**GIVEN TASK**
In the passage about Donald Cyr below, does each statement agree with the text? Answer yes or no for each, quoting the deciding words. 1. Cyr ran the Hatton Letter Shop together with his wife. 2. Annette intends to close the Stonehenge Viewpoint book and mail order business. 3. Krupp describes Cyr as someone who avoided going into the field himself.

+++ TEXT EXCERPT +++

In his later years he operated the Hatton Letter Shop, a publishing
and mailing business in Santa Barbara, with his wife Joan. Cyr was
also a member of the Downtown Optimist Club, the co-president of
Friends of the ROTC, and a 32 degree Mason. "But his greatest passion
was publishing Stonehenge Viewpoint and all the friendships
that resulted from his publishing and research projects," stated his
daughter Annette, a New York City based painter. She plans to
continue the Stonehenge Viewpoint book and mail order
business (P.O. Box 30887, Santa Barbara, CA 93130).
E.C.Krupp, Director of Griffith Observatory in Los Angeles, met
Donald Cyr when mutual interest in Stonehenge and prehistoric
astronomy put them in contact. Krupp wrote of Cyr: "Donald liked to
speculate, and he operated at the fringe. His practical perspective,
his genuine interest in physical evidence, and his sense of humor
distinguished him, however, from most of those who negotiated the
same ambiguous waters. For an avocational publisher, he invested
remarkable energy in Stonehenge Viewpoint and in the series
of books that emerged from it. Donald generously promoted my books,
solicited my dissenting opinions, and supplied me with an
extraordinary stream of unusual and engaging publications that would
have eluded me without him. Unlike armchair thinkers, Donald
confronted the facts in person in the field at distant and exotic
destinations, and he delighted in bringing new mysteries back alive
to amuse and confound his readers. I am persuaded those halos he
tirelessly advocated now grace his head."

+++ COLLECTED DATA +++

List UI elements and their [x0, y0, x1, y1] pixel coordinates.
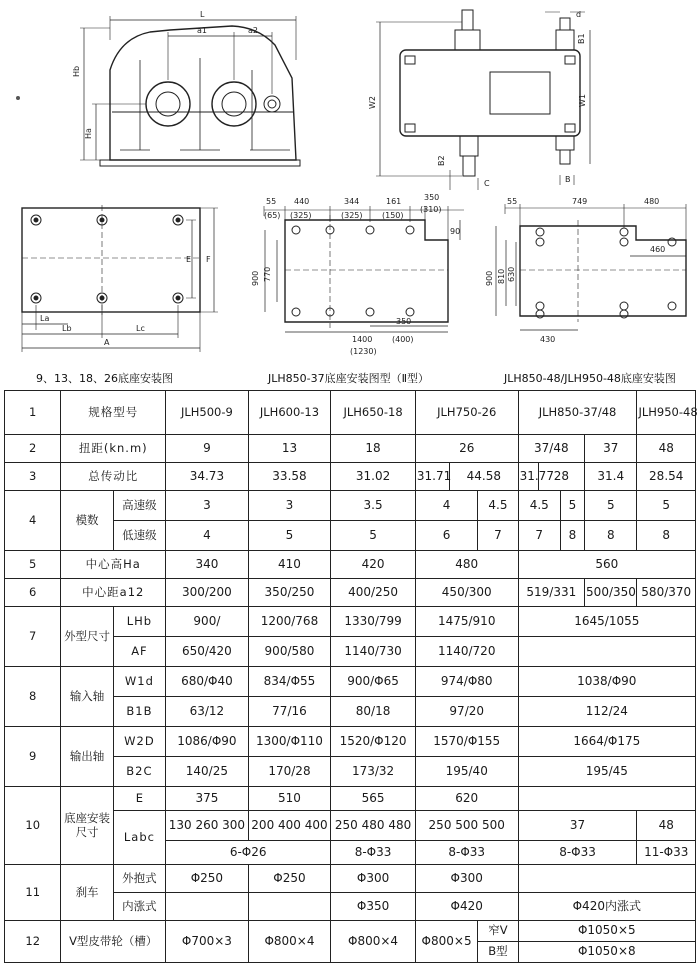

+++

**WORKED SOLUTION**
1. Yes: "he operated the Hatton Letter Shop, a publishing and mailing business in Santa Barbara, with his wife Joan."
2. No: "She plans to continue the Stonehenge Viewpoint book and mail order business"
3. No: "Donald confronted the facts in person in the field at distant and exotic destinations"